• **Data supplied**:
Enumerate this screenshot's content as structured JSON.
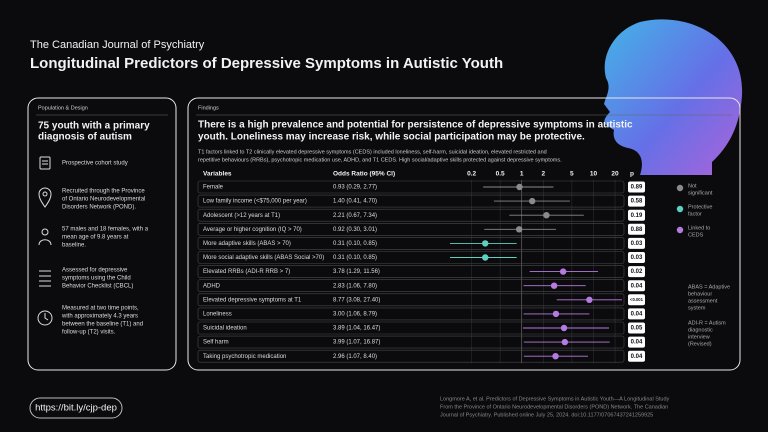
{
  "header": {
    "journal": "The Canadian Journal of Psychiatry",
    "title": "Longitudinal Predictors of Depressive Symptoms in Autistic Youth"
  },
  "population": {
    "label": "Population & Design",
    "headline": [
      "75 youth with a primary",
      "diagnosis of autism"
    ],
    "items": [
      [
        "Prospective cohort study"
      ],
      [
        "Recruited through the Province",
        "of Ontario Neurodevelopmental",
        "Disorders Network (POND)."
      ],
      [
        "57 males and 18 females, with a",
        "mean age of 9.8 years at",
        "baseline."
      ],
      [
        "Assessed for depressive",
        "symptoms using the Child",
        "Behavior Checklist (CBCL)"
      ],
      [
        "Measured at two time points,",
        "with approximately 4.3 years",
        "between the baseline (T1) and",
        "follow-up (T2) visits."
      ]
    ]
  },
  "findings": {
    "label": "Findings",
    "summary": [
      "There is a high prevalence and potential for persistence of depressive symptoms in autistic",
      "youth. Loneliness may increase risk, while social participation may be protective."
    ],
    "detail": [
      "T1 factors linked to T2 clinically elevated depressive symptoms (CEDS) included loneliness, self-harm, suicidal ideation, elevated restricted and",
      "repetitive behaviours (RRBs), psychotropic medication use, ADHD, and T1 CEDS. High social/adaptive skills protected against depressive symptoms."
    ],
    "columns": {
      "variables": "Variables",
      "or": "Odds Ratio (95% CI)",
      "p": "p"
    },
    "xlim": [
      0.1,
      25
    ],
    "xticks": [
      0.2,
      0.5,
      1,
      2,
      5,
      10,
      20
    ],
    "log_scale": true,
    "rows": [
      {
        "variable": "Female",
        "ci_label": "0.93 (0.29, 2.77)",
        "or": 0.93,
        "lo": 0.29,
        "hi": 2.77,
        "p": "0.89",
        "color": "#8a8a8a"
      },
      {
        "variable": "Low family income (<$75,000 per year)",
        "ci_label": "1.40 (0.41, 4.70)",
        "or": 1.4,
        "lo": 0.41,
        "hi": 4.7,
        "p": "0.58",
        "color": "#8a8a8a"
      },
      {
        "variable": "Adolescent (>12 years at T1)",
        "ci_label": "2.21 (0.67, 7.34)",
        "or": 2.21,
        "lo": 0.67,
        "hi": 7.34,
        "p": "0.19",
        "color": "#8a8a8a"
      },
      {
        "variable": "Average or higher cognition (IQ > 70)",
        "ci_label": "0.92 (0.30, 3.01)",
        "or": 0.92,
        "lo": 0.3,
        "hi": 3.01,
        "p": "0.88",
        "color": "#8a8a8a"
      },
      {
        "variable": "More adaptive skills (ABAS > 70)",
        "ci_label": "0.31 (0.10, 0.85)",
        "or": 0.31,
        "lo": 0.1,
        "hi": 0.85,
        "p": "0.03",
        "color": "#5fd0c0"
      },
      {
        "variable": "More social adaptive skills (ABAS Social >70)",
        "ci_label": "0.31 (0.10, 0.85)",
        "or": 0.31,
        "lo": 0.1,
        "hi": 0.85,
        "p": "0.03",
        "color": "#5fd0c0"
      },
      {
        "variable": "Elevated RRBs (ADI-R RRB > 7)",
        "ci_label": "3.78 (1.29, 11.56)",
        "or": 3.78,
        "lo": 1.29,
        "hi": 11.56,
        "p": "0.02",
        "color": "#b57be0"
      },
      {
        "variable": "ADHD",
        "ci_label": "2.83 (1.06, 7.80)",
        "or": 2.83,
        "lo": 1.06,
        "hi": 7.8,
        "p": "0.04",
        "color": "#b57be0"
      },
      {
        "variable": "Elevated depressive symptoms at T1",
        "ci_label": "8.77 (3.08, 27.40)",
        "or": 8.77,
        "lo": 3.08,
        "hi": 27.4,
        "p": "<0.001",
        "color": "#b57be0"
      },
      {
        "variable": "Loneliness",
        "ci_label": "3.00 (1.06, 8.79)",
        "or": 3.0,
        "lo": 1.06,
        "hi": 8.79,
        "p": "0.04",
        "color": "#b57be0"
      },
      {
        "variable": "Suicidal ideation",
        "ci_label": "3.89 (1.04, 16.47)",
        "or": 3.89,
        "lo": 1.04,
        "hi": 16.47,
        "p": "0.05",
        "color": "#b57be0"
      },
      {
        "variable": "Self harm",
        "ci_label": "3.99 (1.07, 16.87)",
        "or": 3.99,
        "lo": 1.07,
        "hi": 16.87,
        "p": "0.04",
        "color": "#b57be0"
      },
      {
        "variable": "Taking psychotropic medication",
        "ci_label": "2.96 (1.07, 8.40)",
        "or": 2.96,
        "lo": 1.07,
        "hi": 8.4,
        "p": "0.04",
        "color": "#b57be0"
      }
    ],
    "legend": [
      {
        "name": [
          "Not",
          "significant"
        ],
        "color": "#8a8a8a"
      },
      {
        "name": [
          "Protective",
          "factor"
        ],
        "color": "#5fd0c0"
      },
      {
        "name": [
          "Linked to",
          "CEDS"
        ],
        "color": "#b57be0"
      }
    ],
    "notes": [
      [
        "ABAS = Adaptive",
        "behaviour",
        "assessment",
        "system"
      ],
      [
        "ADI-R = Autism",
        "diagnostic",
        "interview",
        "(Revised)"
      ]
    ]
  },
  "footer": {
    "link": "https://bit.ly/cjp-dep",
    "citation": [
      "Longmore A, et al. Predictors of Depressive Symptoms in Autistic Youth—A Longitudinal Study",
      "From the Province of Ontario Neurodevelopmental Disorders (POND) Network. The Canadian",
      "Journal of Psychiatry. Published online July 25, 2024. doi:10.1177/07067437241259925"
    ]
  }
}
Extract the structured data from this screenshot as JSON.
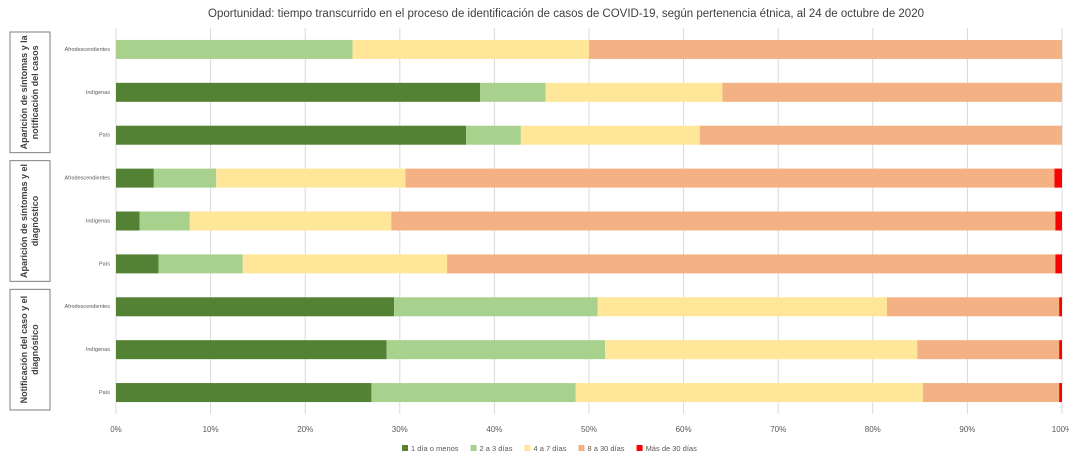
{
  "chart_data": {
    "type": "stacked_bar_horizontal",
    "title": "Oportunidad: tiempo transcurrido en el proceso de identificación de casos de COVID-19, según pertenencia étnica, al 24 de octubre de 2020",
    "groups": [
      {
        "label": [
          "Aparición de síntomas y la",
          "notificación del casos"
        ]
      },
      {
        "label": [
          "Aparición de síntomas y el",
          "diagnóstico"
        ]
      },
      {
        "label": [
          "Notificación del caso y el",
          "diagnóstico"
        ]
      }
    ],
    "categories": [
      "Afrodescendientes",
      "Indígenas",
      "País",
      "Afrodescendientes",
      "Indígenas",
      "País",
      "Afrodescendientes",
      "Indígenas",
      "País"
    ],
    "series": [
      {
        "name": "1 día o menos",
        "color": "#548235",
        "values": [
          0,
          38.5,
          37,
          4,
          2.5,
          4.5,
          29.4,
          28.6,
          27
        ]
      },
      {
        "name": "2 a 3 días",
        "color": "#a9d18e",
        "values": [
          25,
          6.9,
          5.8,
          6.6,
          5.3,
          8.9,
          21.5,
          23.1,
          21.6
        ]
      },
      {
        "name": "4 a 7 días",
        "color": "#ffe699",
        "values": [
          25,
          18.7,
          18.9,
          20,
          21.3,
          21.6,
          30.6,
          33,
          36.7
        ]
      },
      {
        "name": "8 a 30 días",
        "color": "#f4b183",
        "values": [
          50,
          35.9,
          38.3,
          68.6,
          70.2,
          64.3,
          18.2,
          15,
          14.4
        ]
      },
      {
        "name": "Más de 30 días",
        "color": "#ff0000",
        "values": [
          0,
          0,
          0,
          0.8,
          0.7,
          0.7,
          0.3,
          0.3,
          0.3
        ]
      }
    ],
    "xlim": [
      0,
      100
    ],
    "xticks": [
      {
        "value": 0,
        "label": "0%"
      },
      {
        "value": 10,
        "label": "10%"
      },
      {
        "value": 20,
        "label": "20%"
      },
      {
        "value": 30,
        "label": "30%"
      },
      {
        "value": 40,
        "label": "40%"
      },
      {
        "value": 50,
        "label": "50%"
      },
      {
        "value": 60,
        "label": "60%"
      },
      {
        "value": 70,
        "label": "70%"
      },
      {
        "value": 80,
        "label": "80%"
      },
      {
        "value": 90,
        "label": "90%"
      },
      {
        "value": 100,
        "label": "100%"
      }
    ],
    "grid": true,
    "legend": "bottom"
  }
}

• **Required work**: Which lines contain "POND"? Show each of them.

• **Answer to the task**:
        "Disorders Network (POND)."
      "From the Province of Ontario Neurodevelopmental Disorders (POND) Network. The Canadian",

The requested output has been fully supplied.